Exercise requirements:
Which lines have the string "watermark"? Copy all of them from the entries below.

Saved entries
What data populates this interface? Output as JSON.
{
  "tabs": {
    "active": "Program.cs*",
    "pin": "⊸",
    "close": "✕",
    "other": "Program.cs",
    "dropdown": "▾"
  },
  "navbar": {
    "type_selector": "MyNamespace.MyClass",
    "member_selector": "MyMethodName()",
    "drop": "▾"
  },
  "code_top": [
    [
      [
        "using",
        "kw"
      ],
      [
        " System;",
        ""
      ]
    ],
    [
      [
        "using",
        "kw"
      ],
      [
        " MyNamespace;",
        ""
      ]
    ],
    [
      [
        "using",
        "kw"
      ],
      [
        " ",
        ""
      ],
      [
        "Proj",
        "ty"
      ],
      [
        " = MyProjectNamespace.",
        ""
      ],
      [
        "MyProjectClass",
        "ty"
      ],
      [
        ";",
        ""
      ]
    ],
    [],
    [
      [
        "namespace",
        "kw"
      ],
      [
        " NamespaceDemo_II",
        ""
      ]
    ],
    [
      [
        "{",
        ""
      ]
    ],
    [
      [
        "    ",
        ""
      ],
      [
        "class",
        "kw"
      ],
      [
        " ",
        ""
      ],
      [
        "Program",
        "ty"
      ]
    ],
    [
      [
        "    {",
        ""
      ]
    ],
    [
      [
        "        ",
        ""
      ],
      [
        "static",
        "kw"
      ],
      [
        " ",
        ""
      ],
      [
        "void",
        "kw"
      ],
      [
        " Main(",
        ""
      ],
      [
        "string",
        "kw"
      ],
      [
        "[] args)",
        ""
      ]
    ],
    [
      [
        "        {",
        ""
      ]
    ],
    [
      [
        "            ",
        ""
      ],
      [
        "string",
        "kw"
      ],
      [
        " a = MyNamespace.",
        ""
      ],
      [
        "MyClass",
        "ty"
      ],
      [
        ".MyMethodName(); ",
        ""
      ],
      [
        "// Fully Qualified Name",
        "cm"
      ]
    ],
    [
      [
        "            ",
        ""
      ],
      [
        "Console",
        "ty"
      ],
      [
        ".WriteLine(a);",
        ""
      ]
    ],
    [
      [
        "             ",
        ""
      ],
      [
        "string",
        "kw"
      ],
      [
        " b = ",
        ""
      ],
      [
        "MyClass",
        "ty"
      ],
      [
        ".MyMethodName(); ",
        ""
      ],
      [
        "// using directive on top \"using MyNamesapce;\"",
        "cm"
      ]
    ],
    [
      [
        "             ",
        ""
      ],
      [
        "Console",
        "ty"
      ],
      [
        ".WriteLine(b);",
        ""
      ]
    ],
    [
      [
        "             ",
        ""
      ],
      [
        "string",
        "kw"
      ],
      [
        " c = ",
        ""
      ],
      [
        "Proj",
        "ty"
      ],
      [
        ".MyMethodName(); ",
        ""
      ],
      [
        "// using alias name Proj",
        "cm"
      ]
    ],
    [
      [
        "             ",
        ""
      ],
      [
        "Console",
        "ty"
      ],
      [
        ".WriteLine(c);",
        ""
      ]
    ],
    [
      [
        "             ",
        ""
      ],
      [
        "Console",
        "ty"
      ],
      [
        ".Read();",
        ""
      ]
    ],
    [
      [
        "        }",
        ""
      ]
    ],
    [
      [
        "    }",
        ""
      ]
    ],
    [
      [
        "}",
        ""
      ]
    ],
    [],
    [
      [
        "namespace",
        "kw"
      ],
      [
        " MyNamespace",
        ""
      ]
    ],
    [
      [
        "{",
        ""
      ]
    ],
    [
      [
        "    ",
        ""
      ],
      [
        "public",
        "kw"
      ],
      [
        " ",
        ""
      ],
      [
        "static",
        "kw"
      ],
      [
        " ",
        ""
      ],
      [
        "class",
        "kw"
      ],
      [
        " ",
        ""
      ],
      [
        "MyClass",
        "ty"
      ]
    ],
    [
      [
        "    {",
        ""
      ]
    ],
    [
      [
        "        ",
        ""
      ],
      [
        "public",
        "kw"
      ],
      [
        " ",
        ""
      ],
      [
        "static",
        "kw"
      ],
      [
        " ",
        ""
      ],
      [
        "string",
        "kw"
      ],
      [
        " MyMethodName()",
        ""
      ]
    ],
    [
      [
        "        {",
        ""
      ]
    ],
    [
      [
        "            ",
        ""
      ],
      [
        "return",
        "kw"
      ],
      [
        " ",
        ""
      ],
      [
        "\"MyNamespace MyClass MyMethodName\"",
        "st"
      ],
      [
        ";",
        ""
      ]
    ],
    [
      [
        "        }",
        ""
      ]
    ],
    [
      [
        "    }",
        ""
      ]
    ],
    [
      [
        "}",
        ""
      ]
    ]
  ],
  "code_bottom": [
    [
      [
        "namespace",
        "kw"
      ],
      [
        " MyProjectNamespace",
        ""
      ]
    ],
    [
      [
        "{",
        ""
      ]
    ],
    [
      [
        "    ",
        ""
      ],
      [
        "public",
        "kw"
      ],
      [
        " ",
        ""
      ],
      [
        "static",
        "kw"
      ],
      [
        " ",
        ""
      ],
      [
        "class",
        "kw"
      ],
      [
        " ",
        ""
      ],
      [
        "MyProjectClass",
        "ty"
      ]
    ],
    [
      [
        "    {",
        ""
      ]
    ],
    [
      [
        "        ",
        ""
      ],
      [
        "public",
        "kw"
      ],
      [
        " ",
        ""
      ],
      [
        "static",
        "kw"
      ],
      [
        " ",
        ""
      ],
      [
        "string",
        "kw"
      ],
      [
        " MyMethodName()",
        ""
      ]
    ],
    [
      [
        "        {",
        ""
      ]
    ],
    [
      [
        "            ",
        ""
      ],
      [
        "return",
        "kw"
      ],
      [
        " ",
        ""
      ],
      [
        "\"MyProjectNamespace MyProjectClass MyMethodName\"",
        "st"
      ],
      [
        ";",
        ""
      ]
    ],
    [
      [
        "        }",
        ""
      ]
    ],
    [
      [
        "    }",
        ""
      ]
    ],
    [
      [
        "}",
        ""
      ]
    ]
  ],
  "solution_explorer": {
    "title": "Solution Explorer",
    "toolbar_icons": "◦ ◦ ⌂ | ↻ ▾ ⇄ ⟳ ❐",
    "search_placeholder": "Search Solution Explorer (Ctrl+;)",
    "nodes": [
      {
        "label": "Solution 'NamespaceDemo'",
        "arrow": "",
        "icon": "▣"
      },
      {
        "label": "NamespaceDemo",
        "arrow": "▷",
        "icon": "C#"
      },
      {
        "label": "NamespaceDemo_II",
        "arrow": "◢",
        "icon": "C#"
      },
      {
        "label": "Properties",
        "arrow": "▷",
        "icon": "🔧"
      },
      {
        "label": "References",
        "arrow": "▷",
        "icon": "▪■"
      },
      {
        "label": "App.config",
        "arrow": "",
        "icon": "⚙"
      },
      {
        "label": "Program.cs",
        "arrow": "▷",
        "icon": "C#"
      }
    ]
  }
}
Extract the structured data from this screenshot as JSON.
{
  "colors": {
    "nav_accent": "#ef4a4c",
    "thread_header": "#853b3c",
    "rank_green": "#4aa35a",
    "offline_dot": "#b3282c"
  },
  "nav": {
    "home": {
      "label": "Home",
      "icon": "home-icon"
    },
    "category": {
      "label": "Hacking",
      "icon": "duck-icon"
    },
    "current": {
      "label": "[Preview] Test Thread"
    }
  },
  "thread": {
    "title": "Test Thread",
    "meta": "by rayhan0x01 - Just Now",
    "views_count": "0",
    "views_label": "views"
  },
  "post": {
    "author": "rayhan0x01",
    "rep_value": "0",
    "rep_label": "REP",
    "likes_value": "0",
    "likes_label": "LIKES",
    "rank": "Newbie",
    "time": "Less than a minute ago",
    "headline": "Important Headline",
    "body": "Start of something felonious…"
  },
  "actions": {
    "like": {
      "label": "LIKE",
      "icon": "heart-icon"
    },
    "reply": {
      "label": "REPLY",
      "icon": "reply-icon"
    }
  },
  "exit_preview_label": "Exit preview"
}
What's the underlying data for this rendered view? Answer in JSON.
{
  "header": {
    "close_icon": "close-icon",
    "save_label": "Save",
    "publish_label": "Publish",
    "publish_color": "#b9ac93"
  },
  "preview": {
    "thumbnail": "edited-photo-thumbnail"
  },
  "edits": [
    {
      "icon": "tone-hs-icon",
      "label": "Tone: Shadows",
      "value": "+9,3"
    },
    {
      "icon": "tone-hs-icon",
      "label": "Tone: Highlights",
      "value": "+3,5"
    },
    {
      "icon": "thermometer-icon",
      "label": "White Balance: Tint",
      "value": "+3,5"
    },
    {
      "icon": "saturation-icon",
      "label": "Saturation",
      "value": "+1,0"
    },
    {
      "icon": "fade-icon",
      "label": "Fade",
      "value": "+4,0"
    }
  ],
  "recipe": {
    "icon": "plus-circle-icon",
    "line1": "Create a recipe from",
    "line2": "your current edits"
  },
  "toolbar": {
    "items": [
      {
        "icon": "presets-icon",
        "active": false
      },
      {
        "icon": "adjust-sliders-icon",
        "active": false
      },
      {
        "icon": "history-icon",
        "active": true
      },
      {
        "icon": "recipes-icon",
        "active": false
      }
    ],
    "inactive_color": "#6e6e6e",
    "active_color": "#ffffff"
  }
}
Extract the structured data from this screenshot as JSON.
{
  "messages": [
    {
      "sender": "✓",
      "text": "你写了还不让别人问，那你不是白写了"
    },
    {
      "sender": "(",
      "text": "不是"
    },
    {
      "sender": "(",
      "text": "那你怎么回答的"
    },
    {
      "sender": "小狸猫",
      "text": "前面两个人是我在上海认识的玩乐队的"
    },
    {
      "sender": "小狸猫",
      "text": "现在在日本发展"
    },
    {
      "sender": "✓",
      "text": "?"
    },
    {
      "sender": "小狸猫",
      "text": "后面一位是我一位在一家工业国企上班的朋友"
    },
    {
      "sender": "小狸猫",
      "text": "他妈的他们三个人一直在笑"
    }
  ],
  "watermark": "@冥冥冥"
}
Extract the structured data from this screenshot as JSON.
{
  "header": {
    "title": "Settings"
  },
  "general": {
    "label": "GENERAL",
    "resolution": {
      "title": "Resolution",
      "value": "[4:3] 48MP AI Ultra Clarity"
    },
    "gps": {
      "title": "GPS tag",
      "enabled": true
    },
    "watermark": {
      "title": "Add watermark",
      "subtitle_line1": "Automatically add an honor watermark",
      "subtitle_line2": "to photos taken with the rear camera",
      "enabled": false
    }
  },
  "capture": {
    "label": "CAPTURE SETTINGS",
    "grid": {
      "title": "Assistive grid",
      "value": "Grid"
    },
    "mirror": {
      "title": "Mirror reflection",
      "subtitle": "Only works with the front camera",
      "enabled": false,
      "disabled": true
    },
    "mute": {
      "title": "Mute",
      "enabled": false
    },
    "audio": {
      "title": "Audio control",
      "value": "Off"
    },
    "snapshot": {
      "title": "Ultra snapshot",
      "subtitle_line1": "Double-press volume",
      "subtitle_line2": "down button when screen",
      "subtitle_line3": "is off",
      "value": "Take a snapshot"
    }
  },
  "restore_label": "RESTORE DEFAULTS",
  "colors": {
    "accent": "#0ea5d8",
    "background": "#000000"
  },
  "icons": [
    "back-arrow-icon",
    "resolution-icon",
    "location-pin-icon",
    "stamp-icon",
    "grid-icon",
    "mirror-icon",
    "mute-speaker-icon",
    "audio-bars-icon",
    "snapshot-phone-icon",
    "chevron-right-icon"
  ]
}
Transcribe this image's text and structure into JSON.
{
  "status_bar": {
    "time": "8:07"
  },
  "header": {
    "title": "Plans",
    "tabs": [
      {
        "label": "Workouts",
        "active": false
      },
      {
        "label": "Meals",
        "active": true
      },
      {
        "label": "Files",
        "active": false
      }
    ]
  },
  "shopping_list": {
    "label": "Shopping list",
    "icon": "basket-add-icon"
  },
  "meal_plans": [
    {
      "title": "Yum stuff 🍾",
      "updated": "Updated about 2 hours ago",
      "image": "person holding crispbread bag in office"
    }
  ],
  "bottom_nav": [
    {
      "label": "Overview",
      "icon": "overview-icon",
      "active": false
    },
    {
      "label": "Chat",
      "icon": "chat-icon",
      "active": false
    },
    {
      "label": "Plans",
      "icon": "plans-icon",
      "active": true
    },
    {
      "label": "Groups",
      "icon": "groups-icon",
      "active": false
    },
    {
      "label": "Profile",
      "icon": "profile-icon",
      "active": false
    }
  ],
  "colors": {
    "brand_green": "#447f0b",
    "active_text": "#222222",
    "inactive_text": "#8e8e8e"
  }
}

Exercise output:
  "watermark": "@冥冥冥"
    "watermark": {
      "title": "Add watermark",
      "subtitle_line1": "Automatically add an honor watermark",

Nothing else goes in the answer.